**Prompt**
Look through the data below and return each line where "produce" appears.

**Exercise input**
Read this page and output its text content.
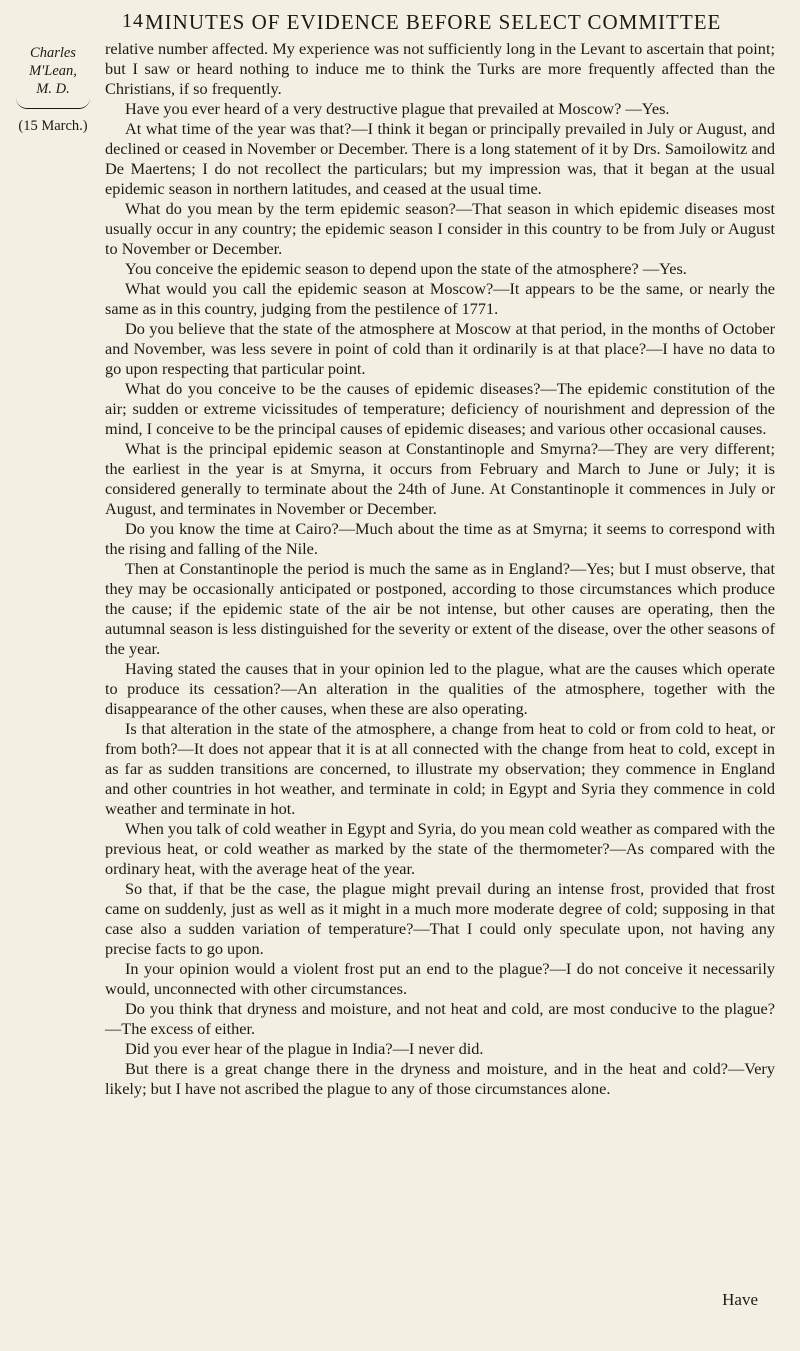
14 MINUTES OF EVIDENCE BEFORE SELECT COMMITTEE
Charles M'Lean,
M. D.
(15 March.)

relative number affected. My experience was not sufficiently long in the Levant to ascertain that point; but I saw or heard nothing to induce me to think the Turks are more frequently affected than the Christians, if so frequently.

Have you ever heard of a very destructive plague that prevailed at Moscow? —Yes.

At what time of the year was that?—I think it began or principally prevailed in July or August, and declined or ceased in November or December. There is a long statement of it by Drs. Samoilowitz and De Maertens; I do not recollect the particulars; but my impression was, that it began at the usual epidemic season in northern latitudes, and ceased at the usual time.

What do you mean by the term epidemic season?—That season in which epidemic diseases most usually occur in any country; the epidemic season I consider in this country to be from July or August to November or December.

You conceive the epidemic season to depend upon the state of the atmosphere? —Yes.

What would you call the epidemic season at Moscow?—It appears to be the same, or nearly the same as in this country, judging from the pestilence of 1771.

Do you believe that the state of the atmosphere at Moscow at that period, in the months of October and November, was less severe in point of cold than it ordinarily is at that place?—I have no data to go upon respecting that particular point.

What do you conceive to be the causes of epidemic diseases?—The epidemic constitution of the air; sudden or extreme vicissitudes of temperature; deficiency of nourishment and depression of the mind, I conceive to be the principal causes of epidemic diseases; and various other occasional causes.

What is the principal epidemic season at Constantinople and Smyrna?—They are very different; the earliest in the year is at Smyrna, it occurs from February and March to June or July; it is considered generally to terminate about the 24th of June. At Constantinople it commences in July or August, and terminates in November or December.

Do you know the time at Cairo?—Much about the time as at Smyrna; it seems to correspond with the rising and falling of the Nile.

Then at Constantinople the period is much the same as in England?—Yes; but I must observe, that they may be occasionally anticipated or postponed, according to those circumstances which produce the cause; if the epidemic state of the air be not intense, but other causes are operating, then the autumnal season is less distinguished for the severity or extent of the disease, over the other seasons of the year.

Having stated the causes that in your opinion led to the plague, what are the causes which operate to produce its cessation?—An alteration in the qualities of the atmosphere, together with the disappearance of the other causes, when these are also operating.

Is that alteration in the state of the atmosphere, a change from heat to cold or from cold to heat, or from both?—It does not appear that it is at all connected with the change from heat to cold, except in as far as sudden transitions are concerned, to illustrate my observation; they commence in England and other countries in hot weather, and terminate in cold; in Egypt and Syria they commence in cold weather and terminate in hot.

When you talk of cold weather in Egypt and Syria, do you mean cold weather as compared with the previous heat, or cold weather as marked by the state of the thermometer?—As compared with the ordinary heat, with the average heat of the year.

So that, if that be the case, the plague might prevail during an intense frost, provided that frost came on suddenly, just as well as it might in a much more moderate degree of cold; supposing in that case also a sudden variation of temperature?—That I could only speculate upon, not having any precise facts to go upon.

In your opinion would a violent frost put an end to the plague?—I do not conceive it necessarily would, unconnected with other circumstances.

Do you think that dryness and moisture, and not heat and cold, are most conducive to the plague?—The excess of either.

Did you ever hear of the plague in India?—I never did.

But there is a great change there in the dryness and moisture, and in the heat and cold?—Very likely; but I have not ascribed the plague to any of those circumstances alone.

Have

**Full output**
Then at Constantinople the period is much the same as in England?—Yes; but I must observe, that they may be occasionally anticipated or postponed, according to those circumstances which produce the cause; if the epidemic state of the air be not intense, but other causes are operating, then the autumnal season is less distinguished for the severity or extent of the disease, over the other seasons of the year.
Having stated the causes that in your opinion led to the plague, what are the causes which operate to produce its cessation?—An alteration in the qualities of the atmosphere, together with the disappearance of the other causes, when these are also operating.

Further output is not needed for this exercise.